TASK
Please find all lines in the data that hold the string "Canada" and copy them.
* Begin *
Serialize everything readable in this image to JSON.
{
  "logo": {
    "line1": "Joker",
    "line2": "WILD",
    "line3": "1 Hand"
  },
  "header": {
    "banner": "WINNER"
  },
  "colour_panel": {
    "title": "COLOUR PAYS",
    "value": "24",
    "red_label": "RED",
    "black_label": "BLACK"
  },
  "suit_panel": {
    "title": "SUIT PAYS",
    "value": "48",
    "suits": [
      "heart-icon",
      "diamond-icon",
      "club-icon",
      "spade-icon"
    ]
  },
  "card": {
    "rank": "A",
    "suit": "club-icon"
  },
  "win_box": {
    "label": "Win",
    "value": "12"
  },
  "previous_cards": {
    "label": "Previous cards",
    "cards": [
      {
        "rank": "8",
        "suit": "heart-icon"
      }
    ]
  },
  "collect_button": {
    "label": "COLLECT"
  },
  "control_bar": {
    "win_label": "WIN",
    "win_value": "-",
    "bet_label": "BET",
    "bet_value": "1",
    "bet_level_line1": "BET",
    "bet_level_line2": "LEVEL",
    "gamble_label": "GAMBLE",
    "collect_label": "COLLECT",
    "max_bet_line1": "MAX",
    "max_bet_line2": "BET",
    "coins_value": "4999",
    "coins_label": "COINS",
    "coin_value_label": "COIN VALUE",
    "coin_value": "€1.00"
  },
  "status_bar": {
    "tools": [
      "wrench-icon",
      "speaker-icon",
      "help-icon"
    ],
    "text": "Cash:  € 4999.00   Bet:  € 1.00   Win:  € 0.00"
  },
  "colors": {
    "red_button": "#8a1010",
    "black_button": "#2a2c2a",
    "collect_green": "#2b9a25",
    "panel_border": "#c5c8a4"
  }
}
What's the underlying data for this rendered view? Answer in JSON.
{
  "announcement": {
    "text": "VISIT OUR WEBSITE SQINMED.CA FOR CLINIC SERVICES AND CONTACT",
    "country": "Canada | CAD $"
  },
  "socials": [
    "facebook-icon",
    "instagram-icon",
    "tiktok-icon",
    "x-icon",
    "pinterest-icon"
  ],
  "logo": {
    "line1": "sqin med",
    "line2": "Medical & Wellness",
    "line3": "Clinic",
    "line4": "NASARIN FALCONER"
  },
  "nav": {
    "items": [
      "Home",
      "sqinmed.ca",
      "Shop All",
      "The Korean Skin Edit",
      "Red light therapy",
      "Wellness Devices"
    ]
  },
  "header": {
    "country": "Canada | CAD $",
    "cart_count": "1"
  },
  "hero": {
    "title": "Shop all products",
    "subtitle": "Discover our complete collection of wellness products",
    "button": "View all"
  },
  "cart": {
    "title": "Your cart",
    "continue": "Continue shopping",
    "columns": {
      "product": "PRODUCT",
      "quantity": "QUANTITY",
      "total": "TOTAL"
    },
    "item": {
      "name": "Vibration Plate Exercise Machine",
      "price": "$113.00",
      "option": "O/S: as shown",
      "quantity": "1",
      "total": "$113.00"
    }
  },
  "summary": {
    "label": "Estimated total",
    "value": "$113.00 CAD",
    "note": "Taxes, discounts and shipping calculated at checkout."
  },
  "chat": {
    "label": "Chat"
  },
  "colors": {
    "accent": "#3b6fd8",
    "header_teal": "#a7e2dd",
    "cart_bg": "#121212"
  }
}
* End *
FULL SOLUTION
    "country": "Canada | CAD $"
    "country": "Canada | CAD $",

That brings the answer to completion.